__EXERCISE GOAL__
Write out the lines that run from the one containing "6, 755, 440]" through the one containing "177, 626, 313]", changing "front" to "face" and keeping everything else the same. Give only those lines.

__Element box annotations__
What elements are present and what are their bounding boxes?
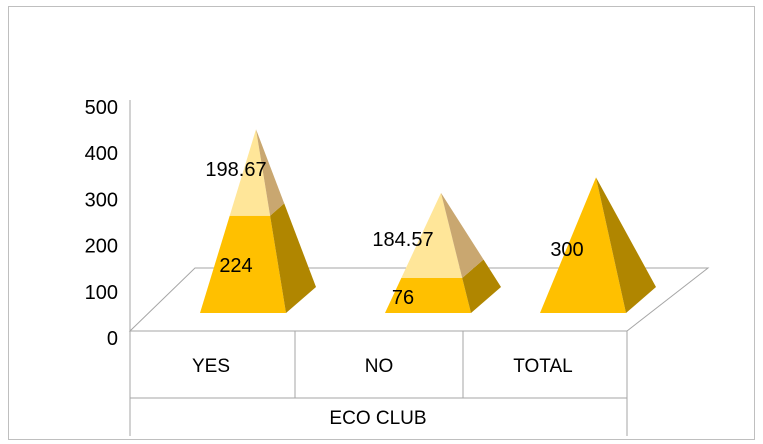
chart-frame	[8, 6, 755, 440]
pyramid-top-front-no	[401, 192, 463, 278]
pyramid-base-side-total	[596, 177, 656, 313]
pyramid-base-side-yes	[270, 203, 316, 313]
pyramid-base-front-no	[385, 278, 471, 313]
pyramid-top-side-no	[441, 192, 484, 278]
category-label-yes: YES	[192, 356, 230, 377]
y-tick-label: 400	[85, 143, 118, 165]
pyramid-base-front-yes	[200, 215, 286, 313]
pyramid-base-front-total	[540, 177, 626, 313]
data-label-yes-series-2: 198.67	[205, 159, 266, 181]
data-label-yes-series-1: 224	[219, 255, 252, 277]
y-tick-label: 0	[107, 328, 118, 350]
y-tick-label: 500	[85, 97, 118, 119]
category-label-no: NO	[365, 356, 394, 377]
category-table: YES NO TOTAL ECO CLUB	[192, 356, 573, 429]
data-label-no-series-2: 184.57	[372, 229, 433, 251]
data-labels: 224 76 300 198.67 184.57	[205, 159, 583, 309]
pyramid-top-side-yes	[256, 129, 285, 216]
category-label-total: TOTAL	[513, 356, 572, 377]
pyramid-base-side-no	[462, 259, 501, 313]
x-axis-group-label: ECO CLUB	[329, 408, 426, 429]
y-axis-ticks: 0 100 200 300 400 500	[85, 97, 118, 350]
floor-plane	[128, 267, 710, 332]
y-tick-label: 300	[85, 189, 118, 211]
y-tick-label: 100	[85, 282, 118, 304]
pyramid-top-front-yes	[229, 129, 271, 216]
data-label-no-series-1: 76	[392, 287, 414, 309]
chart-floor	[128, 100, 710, 436]
pyramids	[200, 129, 656, 313]
data-label-total-series-1: 300	[550, 239, 583, 261]
y-tick-label: 200	[85, 236, 118, 258]
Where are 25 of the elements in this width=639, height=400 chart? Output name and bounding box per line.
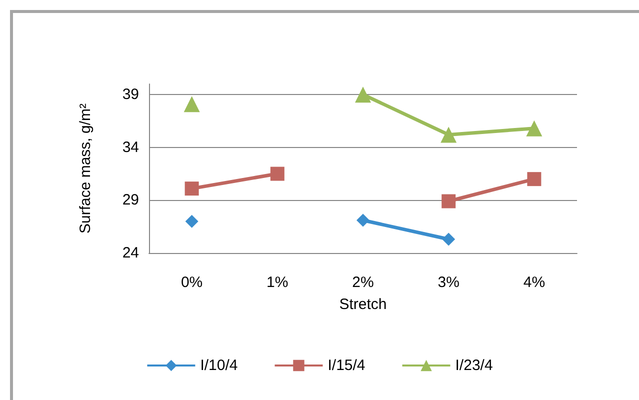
x-tick-label: 1% (266, 274, 288, 291)
x-tick-label: 4% (523, 274, 546, 291)
y-axis-title: Surface mass, g/m² (77, 103, 94, 234)
point (355, 86, 371, 103)
point (356, 214, 370, 227)
point (442, 194, 456, 208)
point (442, 232, 456, 246)
point (527, 172, 542, 186)
point (526, 120, 542, 136)
point (440, 126, 457, 143)
y-tick-label: 24 (122, 244, 139, 262)
legend-label: I/23/4 (455, 357, 493, 374)
y-tick-label: 34 (122, 138, 139, 156)
x-axis-title: Stretch (339, 296, 387, 313)
point (184, 182, 199, 196)
x-tick-label: 2% (352, 274, 374, 291)
legend-label: I/10/4 (200, 357, 238, 374)
point (270, 166, 284, 181)
y-tick-label: 39 (122, 86, 139, 104)
point (184, 96, 200, 112)
y-tick-label: 29 (122, 192, 139, 209)
legend-label: I/15/4 (328, 357, 366, 374)
x-tick-label: 0% (180, 274, 203, 291)
x-tick-label: 3% (438, 274, 460, 291)
point (185, 214, 198, 228)
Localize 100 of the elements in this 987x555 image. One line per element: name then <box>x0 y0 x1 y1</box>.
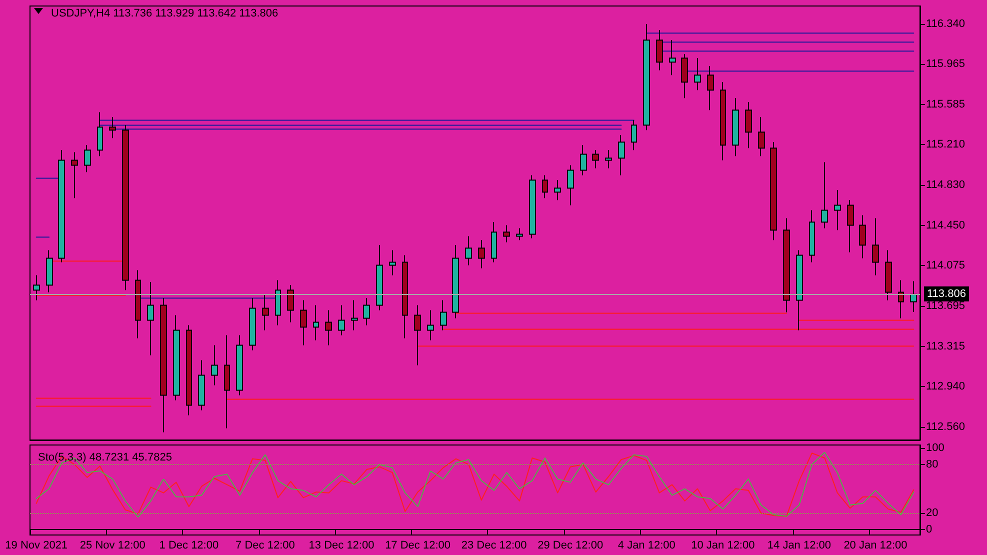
candlestick <box>478 240 485 269</box>
y-tick-label: 114.450 <box>926 220 965 232</box>
x-tick-label: 25 Nov 12:00 <box>80 540 146 552</box>
candlestick <box>363 298 370 326</box>
candlestick <box>173 314 180 401</box>
x-tick-label: 17 Dec 12:00 <box>385 540 451 552</box>
candlestick <box>211 344 218 386</box>
candlestick <box>33 274 40 301</box>
candlestick <box>84 144 91 173</box>
candlestick <box>821 162 828 229</box>
y-tick-label: 112.560 <box>926 421 965 434</box>
y-tick-label: 113.315 <box>926 340 965 353</box>
x-tick-label: 7 Dec 12:00 <box>236 540 295 552</box>
x-tick-label: 29 Dec 12:00 <box>538 540 604 552</box>
candlestick <box>542 174 548 199</box>
candlestick <box>402 254 408 339</box>
candlestick <box>262 294 269 331</box>
candlestick <box>669 40 676 76</box>
candlestick <box>249 298 256 351</box>
y-tick-label: 100 <box>926 442 944 454</box>
candlestick <box>554 180 561 201</box>
x-tick-label: 4 Jan 12:00 <box>618 540 676 552</box>
candlestick <box>313 304 319 341</box>
candlestick <box>97 112 103 157</box>
candlestick <box>885 250 892 301</box>
candlestick <box>186 324 192 416</box>
x-tick-label: 20 Jan 12:00 <box>844 540 908 552</box>
candlestick <box>287 284 294 323</box>
candlestick <box>160 298 167 433</box>
candlestick <box>898 280 904 319</box>
text: Sto(5,3,3) 48.7231 45.7825 <box>38 452 172 464</box>
x-tick-label: 13 Dec 12:00 <box>308 540 374 552</box>
candlestick <box>707 66 714 111</box>
candlestick <box>46 250 53 293</box>
candlestick <box>720 82 726 161</box>
candlestick <box>109 116 116 139</box>
candlestick <box>71 152 78 199</box>
candlestick <box>567 164 574 206</box>
candlestick <box>643 24 650 131</box>
candlestick <box>529 174 536 239</box>
y-tick-label: 20 <box>926 507 938 520</box>
candlestick <box>631 120 637 151</box>
candlestick <box>910 280 917 312</box>
candlestick <box>592 150 599 169</box>
x-tick-label: 1 Dec 12:00 <box>159 540 219 552</box>
candlestick <box>580 144 587 176</box>
candlestick <box>376 244 383 311</box>
candlestick <box>325 310 332 346</box>
candlestick <box>745 102 752 149</box>
candlestick <box>198 360 205 411</box>
candlestick <box>224 334 230 429</box>
candlestick <box>783 218 790 313</box>
x-tick-label: 19 Nov 2021 <box>5 540 68 552</box>
y-tick-label: 113.695 <box>926 300 965 312</box>
candlestick <box>694 58 701 91</box>
candlestick <box>491 222 497 263</box>
x-tick-label: 14 Jan 12:00 <box>767 540 832 552</box>
candlestick <box>618 134 625 176</box>
candlestick <box>770 142 777 241</box>
y-tick-label: 80 <box>926 458 938 470</box>
candlestick <box>465 236 472 266</box>
candlestick <box>847 200 854 253</box>
candlestick <box>440 300 447 331</box>
candlestick <box>758 116 765 157</box>
candlestick <box>147 282 154 356</box>
candlestick <box>834 190 841 231</box>
y-tick-label: 114.830 <box>926 179 965 192</box>
candlestick <box>58 150 65 263</box>
candlestick <box>656 30 663 71</box>
candlestick <box>300 300 307 346</box>
candlestick <box>872 218 879 276</box>
candlestick <box>122 124 129 291</box>
candlestick <box>135 270 141 339</box>
candlestick <box>859 214 866 259</box>
candlestick <box>809 210 815 263</box>
candlestick <box>681 54 688 99</box>
candlestick <box>796 250 803 331</box>
candlestick <box>414 304 421 366</box>
candlestick <box>516 228 523 241</box>
candlestick <box>605 150 612 169</box>
candlestick <box>732 98 739 157</box>
x-tick-label: 10 Jan 12:00 <box>691 540 755 552</box>
candlestick <box>503 224 510 243</box>
candlestick <box>338 304 345 336</box>
y-tick-label: 115.965 <box>926 58 965 70</box>
candlestick <box>452 244 459 319</box>
y-tick-label: 115.210 <box>926 138 965 151</box>
chart-title: USDJPY,H4 113.736 113.929 113.642 113.806 <box>51 8 278 20</box>
candlestick <box>236 334 243 396</box>
y-tick-label: 116.340 <box>926 18 965 30</box>
x-tick-label: 23 Dec 12:00 <box>461 540 527 552</box>
candlestick <box>351 300 358 331</box>
candlestick <box>389 250 396 276</box>
candlestick <box>275 280 281 326</box>
y-tick-label: 115.585 <box>926 98 965 111</box>
y-tick-label: 112.940 <box>926 380 965 393</box>
y-tick-label: 0 <box>926 523 932 536</box>
y-tick-label: 114.075 <box>926 260 965 272</box>
ref-line-label: 113.806 <box>927 288 966 300</box>
candlestick <box>427 310 434 341</box>
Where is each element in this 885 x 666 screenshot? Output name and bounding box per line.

__EXPECTED ANSWER__
chart-frame	[8, 6, 755, 440]
pyramid-top-face-no	[401, 192, 463, 278]
pyramid-base-side-total	[596, 177, 656, 313]
pyramid-base-side-yes	[270, 203, 316, 313]
pyramid-base-face-no	[385, 278, 471, 313]
pyramid-top-side-no	[441, 192, 484, 278]
category-label-yes: YES	[192, 356, 230, 377]
y-tick-label: 400	[85, 143, 118, 165]
pyramid-base-face-yes	[200, 215, 286, 313]
pyramid-base-face-total	[540, 177, 626, 313]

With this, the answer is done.